-------- Source data --------
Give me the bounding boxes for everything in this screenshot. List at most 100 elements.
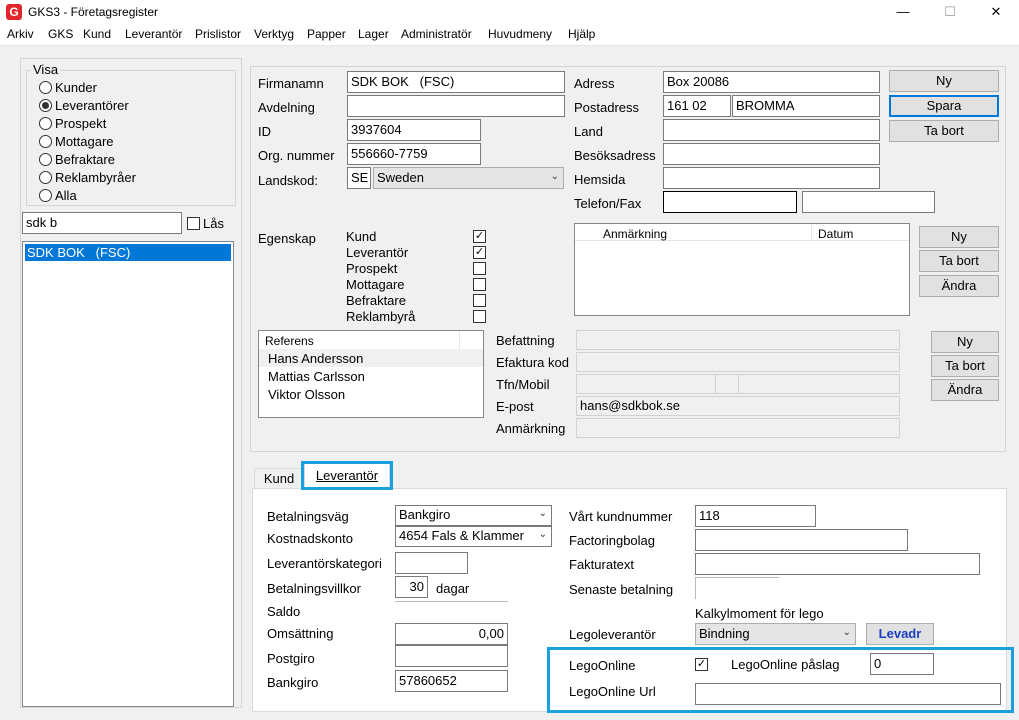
notes-col-anmarkning[interactable]: Anmärkning: [603, 227, 667, 241]
egenskap-reklambyra-checkbox[interactable]: [473, 310, 486, 323]
legolev-value: Bindning: [699, 626, 750, 641]
egenskap-mottagare-label: Mottagare: [346, 277, 405, 292]
close-icon[interactable]: ✕: [973, 0, 1019, 24]
egenskap-mottagare-checkbox[interactable]: [473, 278, 486, 291]
menu-administrator[interactable]: Administratör: [401, 27, 472, 41]
menu-hjalp[interactable]: Hjälp: [568, 27, 595, 41]
betalningsvag-value: Bankgiro: [399, 507, 451, 522]
menu-gks[interactable]: GKS: [48, 27, 73, 41]
radio-reklambyraer[interactable]: [39, 171, 52, 184]
efaktura-input[interactable]: [576, 352, 900, 372]
notes-list[interactable]: Anmärkning Datum: [574, 223, 910, 316]
menu-verktyg[interactable]: Verktyg: [254, 27, 294, 41]
minimize-icon[interactable]: —: [880, 0, 926, 24]
mobil-input[interactable]: [738, 374, 900, 394]
besok-input[interactable]: [663, 143, 880, 165]
referens-row[interactable]: Hans Andersson: [268, 351, 363, 366]
radio-befraktare[interactable]: [39, 153, 52, 166]
menu-prislistor[interactable]: Prislistor: [195, 27, 241, 41]
legoonline-checkbox[interactable]: ✓: [695, 658, 708, 671]
menu-huvudmeny[interactable]: Huvudmeny: [488, 27, 552, 41]
befattning-label: Befattning: [496, 333, 555, 348]
egenskap-prospekt-checkbox[interactable]: [473, 262, 486, 275]
kundnummer-input[interactable]: 118: [695, 505, 816, 527]
firmanamn-input[interactable]: SDK BOK (FSC): [347, 71, 565, 93]
egenskap-befraktare-checkbox[interactable]: [473, 294, 486, 307]
referens-row[interactable]: Mattias Carlsson: [268, 369, 365, 384]
epost-input[interactable]: hans@sdkbok.se: [576, 396, 900, 416]
menu-papper[interactable]: Papper: [307, 27, 346, 41]
referens-row[interactable]: Viktor Olsson: [268, 387, 345, 402]
notes-andra-button[interactable]: Ändra: [919, 275, 999, 297]
fakturatext-input[interactable]: [695, 553, 980, 575]
radio-leverantorer[interactable]: [39, 99, 52, 112]
menu-lager[interactable]: Lager: [358, 27, 389, 41]
dagar-label: dagar: [436, 581, 470, 596]
adress-label: Adress: [574, 76, 615, 91]
maximize-icon[interactable]: ☐: [927, 0, 973, 24]
egenskap-label: Egenskap: [258, 231, 316, 246]
company-list-item[interactable]: SDK BOK (FSC): [25, 244, 231, 261]
egenskap-kund-checkbox[interactable]: ✓: [473, 230, 486, 243]
menu-leverantor[interactable]: Leverantör: [125, 27, 182, 41]
radio-mottagare[interactable]: [39, 135, 52, 148]
ref-ny-button[interactable]: Ny: [931, 331, 999, 353]
land-input[interactable]: [663, 119, 880, 141]
postgiro-label: Postgiro: [267, 651, 315, 666]
window-title: GKS3 - Företagsregister: [28, 5, 159, 19]
postgiro-input[interactable]: [395, 645, 508, 667]
adress-input[interactable]: Box 20086: [663, 71, 880, 93]
las-checkbox[interactable]: [187, 217, 200, 230]
egenskap-reklambyra-label: Reklambyrå: [346, 309, 416, 324]
kostnadskonto-select[interactable]: 4654 Fals & Klammer ⌄: [395, 526, 552, 547]
ref-ta-bort-button[interactable]: Ta bort: [931, 355, 999, 377]
legolev-select[interactable]: Bindning ⌄: [695, 623, 856, 645]
company-list[interactable]: SDK BOK (FSC): [22, 241, 234, 707]
ny-button[interactable]: Ny: [889, 70, 999, 92]
referens-header[interactable]: Referens: [265, 334, 314, 348]
ort-input[interactable]: BROMMA: [732, 95, 880, 117]
levadr-button[interactable]: Levadr: [866, 623, 934, 645]
ref-andra-button[interactable]: Ändra: [931, 379, 999, 401]
menu-arkiv[interactable]: Arkiv: [7, 27, 34, 41]
notes-col-datum[interactable]: Datum: [818, 227, 853, 241]
fax-input[interactable]: [802, 191, 935, 213]
id-input[interactable]: 3937604: [347, 119, 481, 141]
search-input[interactable]: sdk b: [22, 212, 182, 234]
menu-kund[interactable]: Kund: [83, 27, 111, 41]
firmanamn-label: Firmanamn: [258, 76, 324, 91]
hemsida-input[interactable]: [663, 167, 880, 189]
tfn-input[interactable]: [576, 374, 716, 394]
postnr-input[interactable]: 161 02: [663, 95, 731, 117]
bankgiro-input[interactable]: 57860652: [395, 670, 508, 692]
betalningsvag-select[interactable]: Bankgiro ⌄: [395, 505, 552, 526]
referens-list[interactable]: Referens Hans Andersson Mattias Carlsson…: [258, 330, 484, 418]
tab-kund[interactable]: Kund: [254, 468, 304, 488]
landskod-input[interactable]: SE: [347, 167, 371, 189]
egenskap-leverantor-checkbox[interactable]: ✓: [473, 246, 486, 259]
org-input[interactable]: 556660-7759: [347, 143, 481, 165]
notes-ny-button[interactable]: Ny: [919, 226, 999, 248]
betvillkor-input[interactable]: 30: [395, 576, 428, 598]
senaste-value: [695, 577, 779, 599]
avdelning-input[interactable]: [347, 95, 565, 117]
factoring-input[interactable]: [695, 529, 908, 551]
telefon-label: Telefon/Fax: [574, 196, 642, 211]
paslag-label: LegoOnline påslag: [731, 657, 840, 672]
notes-ta-bort-button[interactable]: Ta bort: [919, 250, 999, 272]
ta-bort-button[interactable]: Ta bort: [889, 120, 999, 142]
radio-reklambyraer-label: Reklambyråer: [55, 170, 136, 185]
paslag-input[interactable]: 0: [870, 653, 934, 675]
url-input[interactable]: [695, 683, 1001, 705]
levkategori-input[interactable]: [395, 552, 468, 574]
fakturatext-label: Fakturatext: [569, 557, 635, 572]
country-select[interactable]: Sweden ⌄: [373, 167, 564, 189]
befattning-input[interactable]: [576, 330, 900, 350]
radio-alla[interactable]: [39, 189, 52, 202]
omsattning-input[interactable]: 0,00: [395, 623, 508, 645]
radio-kunder[interactable]: [39, 81, 52, 94]
telefon-input[interactable]: [663, 191, 797, 213]
ref-anm-input[interactable]: [576, 418, 900, 438]
spara-button[interactable]: Spara: [889, 95, 999, 117]
radio-prospekt[interactable]: [39, 117, 52, 130]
--------
> [Task requirements] Reproduce every one of the lines above verbatim, from first to last, and leave the pictures out.

> [Response below]
Give me the bounding boxes for everything in this screenshot. List at most 100 elements.
notes-col-anmarkning[interactable]: Anmärkning: [603, 227, 667, 241]
egenskap-reklambyra-checkbox[interactable]: [473, 310, 486, 323]
legolev-value: Bindning: [699, 626, 750, 641]
egenskap-mottagare-label: Mottagare: [346, 277, 405, 292]
close-icon[interactable]: ✕: [973, 0, 1019, 24]
egenskap-mottagare-checkbox[interactable]: [473, 278, 486, 291]
menu-administrator[interactable]: Administratör: [401, 27, 472, 41]
menu-hjalp[interactable]: Hjälp: [568, 27, 595, 41]
betalningsvag-value: Bankgiro: [399, 507, 451, 522]
menu-gks[interactable]: GKS: [48, 27, 73, 41]
radio-reklambyraer[interactable]: [39, 171, 52, 184]
efaktura-input[interactable]: [576, 352, 900, 372]
notes-list[interactable]: Anmärkning Datum: [574, 223, 910, 316]
menu-verktyg[interactable]: Verktyg: [254, 27, 294, 41]
minimize-icon[interactable]: —: [880, 0, 926, 24]
mobil-input[interactable]: [738, 374, 900, 394]
besok-input[interactable]: [663, 143, 880, 165]
referens-row[interactable]: Hans Andersson: [268, 351, 363, 366]
radio-befraktare[interactable]: [39, 153, 52, 166]
menu-prislistor[interactable]: Prislistor: [195, 27, 241, 41]
legoonline-checkbox[interactable]: ✓: [695, 658, 708, 671]
menu-huvudmeny[interactable]: Huvudmeny: [488, 27, 552, 41]
befattning-label: Befattning: [496, 333, 555, 348]
egenskap-prospekt-checkbox[interactable]: [473, 262, 486, 275]
kundnummer-input[interactable]: 118: [695, 505, 816, 527]
firmanamn-input[interactable]: SDK BOK (FSC): [347, 71, 565, 93]
egenskap-befraktare-checkbox[interactable]: [473, 294, 486, 307]
referens-row[interactable]: Mattias Carlsson: [268, 369, 365, 384]
epost-input[interactable]: hans@sdkbok.se: [576, 396, 900, 416]
menu-papper[interactable]: Papper: [307, 27, 346, 41]
referens-row[interactable]: Viktor Olsson: [268, 387, 345, 402]
notes-andra-button[interactable]: Ändra: [919, 275, 999, 297]
fakturatext-input[interactable]: [695, 553, 980, 575]
radio-leverantorer[interactable]: [39, 99, 52, 112]
menu-lager[interactable]: Lager: [358, 27, 389, 41]
dagar-label: dagar: [436, 581, 470, 596]
adress-label: Adress: [574, 76, 615, 91]
maximize-icon[interactable]: ☐: [927, 0, 973, 24]
egenskap-label: Egenskap: [258, 231, 316, 246]
company-list-item[interactable]: SDK BOK (FSC): [25, 244, 231, 261]
egenskap-kund-checkbox[interactable]: ✓: [473, 230, 486, 243]
menu-leverantor[interactable]: Leverantör: [125, 27, 182, 41]
radio-mottagare[interactable]: [39, 135, 52, 148]
ref-ny-button[interactable]: Ny: [931, 331, 999, 353]
land-input[interactable]: [663, 119, 880, 141]
postgiro-label: Postgiro: [267, 651, 315, 666]
window-title: GKS3 - Företagsregister: [28, 5, 159, 19]
postgiro-input[interactable]: [395, 645, 508, 667]
adress-input[interactable]: Box 20086: [663, 71, 880, 93]
las-checkbox[interactable]: [187, 217, 200, 230]
egenskap-reklambyra-label: Reklambyrå: [346, 309, 416, 324]
kostnadskonto-select[interactable]: 4654 Fals & Klammer ⌄: [395, 526, 552, 547]
ref-ta-bort-button[interactable]: Ta bort: [931, 355, 999, 377]
legolev-select[interactable]: Bindning ⌄: [695, 623, 856, 645]
company-list[interactable]: SDK BOK (FSC): [22, 241, 234, 707]
ny-button[interactable]: Ny: [889, 70, 999, 92]
referens-header[interactable]: Referens: [265, 334, 314, 348]
ort-input[interactable]: BROMMA: [732, 95, 880, 117]
levadr-button[interactable]: Levadr: [866, 623, 934, 645]
ref-andra-button[interactable]: Ändra: [931, 379, 999, 401]
menu-arkiv[interactable]: Arkiv: [7, 27, 34, 41]
notes-col-datum[interactable]: Datum: [818, 227, 853, 241]
fax-input[interactable]: [802, 191, 935, 213]
id-input[interactable]: 3937604: [347, 119, 481, 141]
search-input[interactable]: sdk b: [22, 212, 182, 234]
menu-kund[interactable]: Kund: [83, 27, 111, 41]
firmanamn-label: Firmanamn: [258, 76, 324, 91]
hemsida-input[interactable]: [663, 167, 880, 189]
tfn-input[interactable]: [576, 374, 716, 394]
postnr-input[interactable]: 161 02: [663, 95, 731, 117]
bankgiro-input[interactable]: 57860652: [395, 670, 508, 692]
betalningsvag-select[interactable]: Bankgiro ⌄: [395, 505, 552, 526]
referens-list[interactable]: Referens Hans Andersson Mattias Carlsson…: [258, 330, 484, 418]
tab-kund[interactable]: Kund: [254, 468, 304, 488]
landskod-input[interactable]: SE: [347, 167, 371, 189]
egenskap-leverantor-checkbox[interactable]: ✓: [473, 246, 486, 259]
org-input[interactable]: 556660-7759: [347, 143, 481, 165]
notes-ny-button[interactable]: Ny: [919, 226, 999, 248]
betvillkor-input[interactable]: 30: [395, 576, 428, 598]
senaste-value: [695, 577, 779, 599]
avdelning-input[interactable]: [347, 95, 565, 117]
factoring-input[interactable]: [695, 529, 908, 551]
telefon-label: Telefon/Fax: [574, 196, 642, 211]
paslag-label: LegoOnline påslag: [731, 657, 840, 672]
notes-ta-bort-button[interactable]: Ta bort: [919, 250, 999, 272]
ta-bort-button[interactable]: Ta bort: [889, 120, 999, 142]
radio-reklambyraer-label: Reklambyråer: [55, 170, 136, 185]
paslag-input[interactable]: 0: [870, 653, 934, 675]
url-input[interactable]: [695, 683, 1001, 705]
levkategori-input[interactable]: [395, 552, 468, 574]
fakturatext-label: Fakturatext: [569, 557, 635, 572]
country-select[interactable]: Sweden ⌄: [373, 167, 564, 189]
befattning-input[interactable]: [576, 330, 900, 350]
radio-alla[interactable]: [39, 189, 52, 202]
omsattning-input[interactable]: 0,00: [395, 623, 508, 645]
radio-kunder[interactable]: [39, 81, 52, 94]
telefon-input[interactable]: [663, 191, 797, 213]
ref-anm-input[interactable]: [576, 418, 900, 438]
spara-button[interactable]: Spara: [889, 95, 999, 117]
radio-prospekt[interactable]: [39, 117, 52, 130]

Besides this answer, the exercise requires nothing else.